Given task:
Repeat all the material exactly; pictures stay out of your copy.

Records provided:
start

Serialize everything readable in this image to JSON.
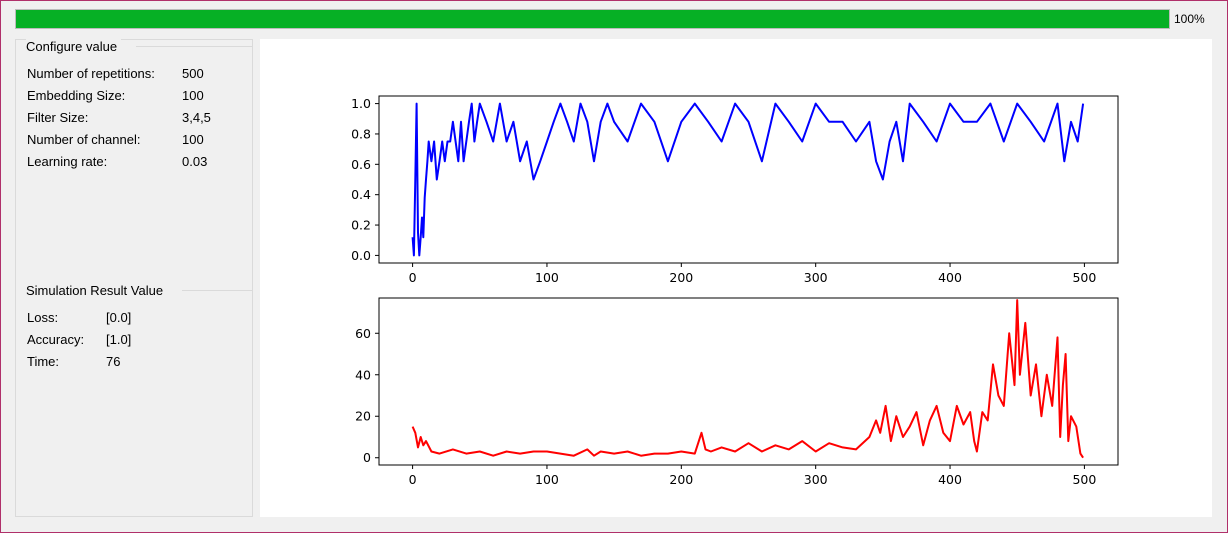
{
  "progress": {
    "value": 1.0,
    "label": "100%",
    "color": "#06b025"
  },
  "configure": {
    "title": "Configure value",
    "rows": [
      {
        "label": "Number of repetitions:",
        "value": "500"
      },
      {
        "label": "Embedding Size:",
        "value": "100"
      },
      {
        "label": "Filter Size:",
        "value": "3,4,5"
      },
      {
        "label": "Number of channel:",
        "value": "100"
      },
      {
        "label": "Learning rate:",
        "value": "0.03"
      }
    ]
  },
  "result": {
    "title": "Simulation Result Value",
    "rows": [
      {
        "label": "Loss:",
        "value": "[0.0]"
      },
      {
        "label": "Accuracy:",
        "value": "[1.0]"
      },
      {
        "label": "Time:",
        "value": "76"
      }
    ]
  },
  "chart_data": [
    {
      "type": "line",
      "title": "",
      "xlabel": "",
      "ylabel": "",
      "xlim": [
        -25,
        525
      ],
      "ylim": [
        -0.05,
        1.05
      ],
      "xticks": [
        "0",
        "100",
        "200",
        "300",
        "400",
        "500"
      ],
      "yticks": [
        "0.0",
        "0.2",
        "0.4",
        "0.6",
        "0.8",
        "1.0"
      ],
      "grid": false,
      "series": [
        {
          "color": "#0000ff",
          "x": [
            0,
            1,
            2,
            3,
            4,
            5,
            6,
            7,
            8,
            9,
            10,
            11,
            12,
            14,
            16,
            18,
            20,
            22,
            24,
            26,
            28,
            30,
            32,
            34,
            36,
            38,
            40,
            42,
            44,
            46,
            48,
            50,
            55,
            60,
            65,
            70,
            75,
            80,
            85,
            90,
            95,
            100,
            105,
            110,
            115,
            120,
            125,
            130,
            135,
            140,
            145,
            150,
            160,
            170,
            180,
            190,
            200,
            210,
            220,
            230,
            240,
            250,
            260,
            270,
            280,
            290,
            300,
            310,
            320,
            330,
            340,
            345,
            350,
            355,
            360,
            365,
            370,
            380,
            390,
            400,
            410,
            420,
            430,
            440,
            450,
            460,
            470,
            480,
            485,
            490,
            495,
            499
          ],
          "values": [
            0.12,
            0.0,
            0.5,
            1.0,
            0.15,
            0.0,
            0.12,
            0.25,
            0.12,
            0.38,
            0.5,
            0.62,
            0.75,
            0.62,
            0.75,
            0.5,
            0.62,
            0.75,
            0.62,
            0.75,
            0.75,
            0.88,
            0.75,
            0.62,
            0.88,
            0.62,
            0.75,
            0.88,
            1.0,
            0.75,
            0.88,
            1.0,
            0.88,
            0.75,
            1.0,
            0.75,
            0.88,
            0.62,
            0.75,
            0.5,
            0.62,
            0.75,
            0.88,
            1.0,
            0.88,
            0.75,
            1.0,
            0.88,
            0.62,
            0.88,
            1.0,
            0.88,
            0.75,
            1.0,
            0.88,
            0.62,
            0.88,
            1.0,
            0.88,
            0.75,
            1.0,
            0.88,
            0.62,
            1.0,
            0.88,
            0.75,
            1.0,
            0.88,
            0.88,
            0.75,
            0.88,
            0.62,
            0.5,
            0.75,
            0.88,
            0.62,
            1.0,
            0.88,
            0.75,
            1.0,
            0.88,
            0.88,
            1.0,
            0.75,
            1.0,
            0.88,
            0.75,
            1.0,
            0.62,
            0.88,
            0.75,
            1.0
          ]
        }
      ]
    },
    {
      "type": "line",
      "title": "",
      "xlabel": "",
      "ylabel": "",
      "xlim": [
        -25,
        525
      ],
      "ylim": [
        -3.5,
        77
      ],
      "xticks": [
        "0",
        "100",
        "200",
        "300",
        "400",
        "500"
      ],
      "yticks": [
        "0",
        "20",
        "40",
        "60"
      ],
      "grid": false,
      "series": [
        {
          "color": "#ff0000",
          "x": [
            0,
            2,
            4,
            6,
            8,
            10,
            14,
            20,
            30,
            40,
            50,
            60,
            70,
            80,
            90,
            100,
            110,
            120,
            130,
            135,
            140,
            150,
            160,
            170,
            180,
            190,
            200,
            210,
            215,
            218,
            222,
            230,
            240,
            250,
            260,
            270,
            280,
            290,
            300,
            310,
            320,
            330,
            340,
            345,
            348,
            352,
            356,
            360,
            365,
            370,
            375,
            380,
            385,
            390,
            395,
            400,
            405,
            410,
            415,
            418,
            420,
            424,
            428,
            432,
            436,
            440,
            444,
            448,
            450,
            452,
            456,
            460,
            464,
            468,
            472,
            476,
            480,
            482,
            484,
            486,
            488,
            490,
            494,
            497,
            499
          ],
          "values": [
            15,
            12,
            5,
            10,
            6,
            8,
            3,
            2,
            4,
            2,
            3,
            1,
            3,
            2,
            3,
            3,
            2,
            1,
            4,
            1,
            3,
            2,
            3,
            1,
            2,
            2,
            3,
            2,
            12,
            4,
            3,
            5,
            3,
            7,
            3,
            6,
            4,
            8,
            3,
            7,
            5,
            4,
            10,
            18,
            12,
            25,
            8,
            20,
            10,
            15,
            22,
            6,
            18,
            25,
            12,
            8,
            25,
            16,
            22,
            8,
            3,
            22,
            18,
            45,
            30,
            25,
            60,
            35,
            76,
            40,
            65,
            30,
            45,
            20,
            40,
            25,
            58,
            10,
            35,
            50,
            8,
            20,
            15,
            2,
            0
          ]
        }
      ]
    }
  ]
}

end

Written response:
Serialize everything readable in this image to JSON.
{
  "progress": {
    "value": 1.0,
    "label": "100%",
    "color": "#06b025"
  },
  "configure": {
    "title": "Configure value",
    "rows": [
      {
        "label": "Number of repetitions:",
        "value": "500"
      },
      {
        "label": "Embedding Size:",
        "value": "100"
      },
      {
        "label": "Filter Size:",
        "value": "3,4,5"
      },
      {
        "label": "Number of channel:",
        "value": "100"
      },
      {
        "label": "Learning rate:",
        "value": "0.03"
      }
    ]
  },
  "result": {
    "title": "Simulation Result Value",
    "rows": [
      {
        "label": "Loss:",
        "value": "[0.0]"
      },
      {
        "label": "Accuracy:",
        "value": "[1.0]"
      },
      {
        "label": "Time:",
        "value": "76"
      }
    ]
  },
  "chart_data": [
    {
      "type": "line",
      "title": "",
      "xlabel": "",
      "ylabel": "",
      "xlim": [
        -25,
        525
      ],
      "ylim": [
        -0.05,
        1.05
      ],
      "xticks": [
        "0",
        "100",
        "200",
        "300",
        "400",
        "500"
      ],
      "yticks": [
        "0.0",
        "0.2",
        "0.4",
        "0.6",
        "0.8",
        "1.0"
      ],
      "grid": false,
      "series": [
        {
          "color": "#0000ff",
          "x": [
            0,
            1,
            2,
            3,
            4,
            5,
            6,
            7,
            8,
            9,
            10,
            11,
            12,
            14,
            16,
            18,
            20,
            22,
            24,
            26,
            28,
            30,
            32,
            34,
            36,
            38,
            40,
            42,
            44,
            46,
            48,
            50,
            55,
            60,
            65,
            70,
            75,
            80,
            85,
            90,
            95,
            100,
            105,
            110,
            115,
            120,
            125,
            130,
            135,
            140,
            145,
            150,
            160,
            170,
            180,
            190,
            200,
            210,
            220,
            230,
            240,
            250,
            260,
            270,
            280,
            290,
            300,
            310,
            320,
            330,
            340,
            345,
            350,
            355,
            360,
            365,
            370,
            380,
            390,
            400,
            410,
            420,
            430,
            440,
            450,
            460,
            470,
            480,
            485,
            490,
            495,
            499
          ],
          "values": [
            0.12,
            0.0,
            0.5,
            1.0,
            0.15,
            0.0,
            0.12,
            0.25,
            0.12,
            0.38,
            0.5,
            0.62,
            0.75,
            0.62,
            0.75,
            0.5,
            0.62,
            0.75,
            0.62,
            0.75,
            0.75,
            0.88,
            0.75,
            0.62,
            0.88,
            0.62,
            0.75,
            0.88,
            1.0,
            0.75,
            0.88,
            1.0,
            0.88,
            0.75,
            1.0,
            0.75,
            0.88,
            0.62,
            0.75,
            0.5,
            0.62,
            0.75,
            0.88,
            1.0,
            0.88,
            0.75,
            1.0,
            0.88,
            0.62,
            0.88,
            1.0,
            0.88,
            0.75,
            1.0,
            0.88,
            0.62,
            0.88,
            1.0,
            0.88,
            0.75,
            1.0,
            0.88,
            0.62,
            1.0,
            0.88,
            0.75,
            1.0,
            0.88,
            0.88,
            0.75,
            0.88,
            0.62,
            0.5,
            0.75,
            0.88,
            0.62,
            1.0,
            0.88,
            0.75,
            1.0,
            0.88,
            0.88,
            1.0,
            0.75,
            1.0,
            0.88,
            0.75,
            1.0,
            0.62,
            0.88,
            0.75,
            1.0
          ]
        }
      ]
    },
    {
      "type": "line",
      "title": "",
      "xlabel": "",
      "ylabel": "",
      "xlim": [
        -25,
        525
      ],
      "ylim": [
        -3.5,
        77
      ],
      "xticks": [
        "0",
        "100",
        "200",
        "300",
        "400",
        "500"
      ],
      "yticks": [
        "0",
        "20",
        "40",
        "60"
      ],
      "grid": false,
      "series": [
        {
          "color": "#ff0000",
          "x": [
            0,
            2,
            4,
            6,
            8,
            10,
            14,
            20,
            30,
            40,
            50,
            60,
            70,
            80,
            90,
            100,
            110,
            120,
            130,
            135,
            140,
            150,
            160,
            170,
            180,
            190,
            200,
            210,
            215,
            218,
            222,
            230,
            240,
            250,
            260,
            270,
            280,
            290,
            300,
            310,
            320,
            330,
            340,
            345,
            348,
            352,
            356,
            360,
            365,
            370,
            375,
            380,
            385,
            390,
            395,
            400,
            405,
            410,
            415,
            418,
            420,
            424,
            428,
            432,
            436,
            440,
            444,
            448,
            450,
            452,
            456,
            460,
            464,
            468,
            472,
            476,
            480,
            482,
            484,
            486,
            488,
            490,
            494,
            497,
            499
          ],
          "values": [
            15,
            12,
            5,
            10,
            6,
            8,
            3,
            2,
            4,
            2,
            3,
            1,
            3,
            2,
            3,
            3,
            2,
            1,
            4,
            1,
            3,
            2,
            3,
            1,
            2,
            2,
            3,
            2,
            12,
            4,
            3,
            5,
            3,
            7,
            3,
            6,
            4,
            8,
            3,
            7,
            5,
            4,
            10,
            18,
            12,
            25,
            8,
            20,
            10,
            15,
            22,
            6,
            18,
            25,
            12,
            8,
            25,
            16,
            22,
            8,
            3,
            22,
            18,
            45,
            30,
            25,
            60,
            35,
            76,
            40,
            65,
            30,
            45,
            20,
            40,
            25,
            58,
            10,
            35,
            50,
            8,
            20,
            15,
            2,
            0
          ]
        }
      ]
    }
  ]
}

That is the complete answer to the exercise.